> [Task]: Below are some entries; can you quote all of them exactly?

> [Given information]:
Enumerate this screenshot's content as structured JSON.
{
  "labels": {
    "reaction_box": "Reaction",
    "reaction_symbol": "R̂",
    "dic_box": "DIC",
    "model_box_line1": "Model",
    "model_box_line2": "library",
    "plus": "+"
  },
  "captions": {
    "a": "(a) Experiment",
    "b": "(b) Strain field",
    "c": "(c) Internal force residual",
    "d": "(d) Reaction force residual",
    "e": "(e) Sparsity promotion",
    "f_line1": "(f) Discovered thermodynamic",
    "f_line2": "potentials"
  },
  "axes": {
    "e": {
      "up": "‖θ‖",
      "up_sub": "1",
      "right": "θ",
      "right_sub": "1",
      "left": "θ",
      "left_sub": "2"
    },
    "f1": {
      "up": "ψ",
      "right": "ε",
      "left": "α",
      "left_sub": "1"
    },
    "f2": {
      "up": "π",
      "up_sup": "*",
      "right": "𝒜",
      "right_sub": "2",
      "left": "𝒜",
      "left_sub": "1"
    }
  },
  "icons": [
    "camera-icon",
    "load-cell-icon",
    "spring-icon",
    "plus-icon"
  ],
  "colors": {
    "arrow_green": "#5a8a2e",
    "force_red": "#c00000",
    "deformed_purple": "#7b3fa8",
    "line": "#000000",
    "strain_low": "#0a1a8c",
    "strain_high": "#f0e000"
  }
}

> [Solution]:
Enumerate this screenshot's content as structured JSON.
{
  "labels": {
    "reaction_box": "Reaction",
    "reaction_symbol": "R̂",
    "dic_box": "DIC",
    "model_box_line1": "Model",
    "model_box_line2": "library",
    "plus": "+"
  },
  "captions": {
    "a": "(a) Experiment",
    "b": "(b) Strain field",
    "c": "(c) Internal force residual",
    "d": "(d) Reaction force residual",
    "e": "(e) Sparsity promotion",
    "f_line1": "(f) Discovered thermodynamic",
    "f_line2": "potentials"
  },
  "axes": {
    "e": {
      "up": "‖θ‖",
      "up_sub": "1",
      "right": "θ",
      "right_sub": "1",
      "left": "θ",
      "left_sub": "2"
    },
    "f1": {
      "up": "ψ",
      "right": "ε",
      "left": "α",
      "left_sub": "1"
    },
    "f2": {
      "up": "π",
      "up_sup": "*",
      "right": "𝒜",
      "right_sub": "2",
      "left": "𝒜",
      "left_sub": "1"
    }
  },
  "icons": [
    "camera-icon",
    "load-cell-icon",
    "spring-icon",
    "plus-icon"
  ],
  "colors": {
    "arrow_green": "#5a8a2e",
    "force_red": "#c00000",
    "deformed_purple": "#7b3fa8",
    "line": "#000000",
    "strain_low": "#0a1a8c",
    "strain_high": "#f0e000"
  }
}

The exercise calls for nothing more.